What you have to do >>
Reproduce every line of the records below exactly, without changing anything.

Record set >>
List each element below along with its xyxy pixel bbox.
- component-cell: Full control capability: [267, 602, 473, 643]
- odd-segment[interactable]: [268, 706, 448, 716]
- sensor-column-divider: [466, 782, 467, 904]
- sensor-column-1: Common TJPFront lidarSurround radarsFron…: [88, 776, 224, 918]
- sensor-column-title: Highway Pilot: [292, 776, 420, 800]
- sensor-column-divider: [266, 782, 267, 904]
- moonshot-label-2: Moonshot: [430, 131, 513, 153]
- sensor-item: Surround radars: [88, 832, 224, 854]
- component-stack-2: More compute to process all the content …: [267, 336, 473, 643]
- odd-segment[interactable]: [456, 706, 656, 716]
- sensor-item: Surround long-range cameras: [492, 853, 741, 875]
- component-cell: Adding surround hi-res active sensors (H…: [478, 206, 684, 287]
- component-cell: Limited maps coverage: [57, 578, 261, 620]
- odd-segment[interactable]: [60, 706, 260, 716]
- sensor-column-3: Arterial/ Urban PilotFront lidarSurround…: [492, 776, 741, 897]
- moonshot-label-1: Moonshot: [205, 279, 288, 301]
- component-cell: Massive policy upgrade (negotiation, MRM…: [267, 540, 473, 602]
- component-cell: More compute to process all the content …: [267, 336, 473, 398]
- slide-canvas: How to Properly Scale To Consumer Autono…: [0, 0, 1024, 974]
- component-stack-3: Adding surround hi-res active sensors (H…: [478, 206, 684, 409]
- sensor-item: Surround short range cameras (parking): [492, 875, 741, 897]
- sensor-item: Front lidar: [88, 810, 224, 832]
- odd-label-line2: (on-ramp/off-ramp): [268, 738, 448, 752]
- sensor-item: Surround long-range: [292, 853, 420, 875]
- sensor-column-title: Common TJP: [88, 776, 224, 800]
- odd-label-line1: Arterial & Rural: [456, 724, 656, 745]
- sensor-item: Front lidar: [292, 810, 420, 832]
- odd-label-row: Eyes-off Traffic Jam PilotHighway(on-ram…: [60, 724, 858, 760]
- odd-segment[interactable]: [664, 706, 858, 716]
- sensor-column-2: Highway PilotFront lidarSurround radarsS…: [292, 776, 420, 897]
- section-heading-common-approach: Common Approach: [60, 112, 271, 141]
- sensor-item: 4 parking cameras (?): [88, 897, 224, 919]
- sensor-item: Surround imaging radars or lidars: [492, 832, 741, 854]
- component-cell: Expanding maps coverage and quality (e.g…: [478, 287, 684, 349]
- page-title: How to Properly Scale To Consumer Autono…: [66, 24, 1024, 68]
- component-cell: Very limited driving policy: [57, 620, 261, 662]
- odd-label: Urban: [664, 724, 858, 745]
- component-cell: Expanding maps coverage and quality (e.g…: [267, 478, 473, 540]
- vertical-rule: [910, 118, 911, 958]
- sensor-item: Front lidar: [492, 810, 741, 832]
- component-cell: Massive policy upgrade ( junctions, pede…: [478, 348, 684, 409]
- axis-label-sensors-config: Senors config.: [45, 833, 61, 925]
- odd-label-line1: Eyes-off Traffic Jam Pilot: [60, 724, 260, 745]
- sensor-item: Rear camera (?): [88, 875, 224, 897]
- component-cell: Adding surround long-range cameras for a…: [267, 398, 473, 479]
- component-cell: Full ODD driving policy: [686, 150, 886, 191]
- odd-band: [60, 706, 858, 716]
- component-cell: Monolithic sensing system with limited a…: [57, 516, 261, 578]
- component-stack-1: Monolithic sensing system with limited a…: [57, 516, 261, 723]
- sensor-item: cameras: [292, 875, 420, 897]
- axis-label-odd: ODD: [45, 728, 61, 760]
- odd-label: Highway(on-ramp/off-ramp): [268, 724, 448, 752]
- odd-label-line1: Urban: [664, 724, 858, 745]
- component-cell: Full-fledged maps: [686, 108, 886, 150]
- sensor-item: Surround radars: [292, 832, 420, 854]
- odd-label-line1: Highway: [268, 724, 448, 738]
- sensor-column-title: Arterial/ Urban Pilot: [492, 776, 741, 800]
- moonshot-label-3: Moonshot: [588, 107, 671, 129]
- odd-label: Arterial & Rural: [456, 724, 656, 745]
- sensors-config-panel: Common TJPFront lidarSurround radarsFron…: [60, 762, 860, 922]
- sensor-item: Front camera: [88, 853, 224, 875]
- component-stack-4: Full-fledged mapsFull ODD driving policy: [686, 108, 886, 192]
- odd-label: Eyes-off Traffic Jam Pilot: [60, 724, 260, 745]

Result of the task >>
List each element below along with its xyxy pixel bbox.
- component-cell: Full control capability: [267, 602, 473, 643]
- odd-segment[interactable]: [268, 706, 448, 716]
- sensor-column-divider: [466, 782, 467, 904]
- sensor-column-1: Common TJPFront lidarSurround radarsFron…: [88, 776, 224, 918]
- sensor-column-title: Highway Pilot: [292, 776, 420, 800]
- sensor-column-divider: [266, 782, 267, 904]
- moonshot-label-2: Moonshot: [430, 131, 513, 153]
- sensor-item: Surround radars: [88, 832, 224, 854]
- component-stack-2: More compute to process all the content …: [267, 336, 473, 643]
- odd-segment[interactable]: [456, 706, 656, 716]
- sensor-item: Surround long-range cameras: [492, 853, 741, 875]
- component-cell: Adding surround hi-res active sensors (H…: [478, 206, 684, 287]
- component-cell: Limited maps coverage: [57, 578, 261, 620]
- odd-segment[interactable]: [60, 706, 260, 716]
- sensor-column-3: Arterial/ Urban PilotFront lidarSurround…: [492, 776, 741, 897]
- moonshot-label-1: Moonshot: [205, 279, 288, 301]
- component-cell: Massive policy upgrade (negotiation, MRM…: [267, 540, 473, 602]
- component-cell: More compute to process all the content …: [267, 336, 473, 398]
- slide-canvas: How to Properly Scale To Consumer Autono…: [0, 0, 1024, 974]
- component-stack-3: Adding surround hi-res active sensors (H…: [478, 206, 684, 409]
- sensor-item: Surround short range cameras (parking): [492, 875, 741, 897]
- sensor-item: Front lidar: [88, 810, 224, 832]
- odd-label-line2: (on-ramp/off-ramp): [268, 738, 448, 752]
- sensor-item: Surround long-range: [292, 853, 420, 875]
- sensor-column-title: Common TJP: [88, 776, 224, 800]
- odd-label-line1: Arterial & Rural: [456, 724, 656, 745]
- sensor-item: Front lidar: [292, 810, 420, 832]
- odd-label-row: Eyes-off Traffic Jam PilotHighway(on-ram…: [60, 724, 858, 760]
- odd-segment[interactable]: [664, 706, 858, 716]
- sensor-column-2: Highway PilotFront lidarSurround radarsS…: [292, 776, 420, 897]
- section-heading-common-approach: Common Approach: [60, 112, 271, 141]
- sensor-item: 4 parking cameras (?): [88, 897, 224, 919]
- sensor-item: Surround imaging radars or lidars: [492, 832, 741, 854]
- component-cell: Expanding maps coverage and quality (e.g…: [478, 287, 684, 349]
- page-title: How to Properly Scale To Consumer Autono…: [66, 24, 1024, 68]
- component-cell: Very limited driving policy: [57, 620, 261, 662]
- odd-label: Urban: [664, 724, 858, 745]
- component-cell: Expanding maps coverage and quality (e.g…: [267, 478, 473, 540]
- vertical-rule: [910, 118, 911, 958]
- sensor-item: Front lidar: [492, 810, 741, 832]
- component-cell: Massive policy upgrade ( junctions, pede…: [478, 348, 684, 409]
- axis-label-sensors-config: Senors config.: [45, 833, 61, 925]
- odd-label-line1: Eyes-off Traffic Jam Pilot: [60, 724, 260, 745]
- sensor-item: Rear camera (?): [88, 875, 224, 897]
- component-cell: Adding surround long-range cameras for a…: [267, 398, 473, 479]
- component-cell: Full ODD driving policy: [686, 150, 886, 191]
- odd-band: [60, 706, 858, 716]
- component-cell: Monolithic sensing system with limited a…: [57, 516, 261, 578]
- component-stack-1: Monolithic sensing system with limited a…: [57, 516, 261, 723]
- sensor-item: cameras: [292, 875, 420, 897]
- axis-label-odd: ODD: [45, 728, 61, 760]
- odd-label: Highway(on-ramp/off-ramp): [268, 724, 448, 752]
- odd-label-line1: Urban: [664, 724, 858, 745]
- component-cell: Full-fledged maps: [686, 108, 886, 150]
- sensor-item: Surround radars: [292, 832, 420, 854]
- odd-label-line1: Highway: [268, 724, 448, 738]
- sensor-column-title: Arterial/ Urban Pilot: [492, 776, 741, 800]
- moonshot-label-3: Moonshot: [588, 107, 671, 129]
- odd-label: Arterial & Rural: [456, 724, 656, 745]
- sensors-config-panel: Common TJPFront lidarSurround radarsFron…: [60, 762, 860, 922]
- sensor-item: Front camera: [88, 853, 224, 875]
- component-stack-4: Full-fledged mapsFull ODD driving policy: [686, 108, 886, 192]
- odd-label: Eyes-off Traffic Jam Pilot: [60, 724, 260, 745]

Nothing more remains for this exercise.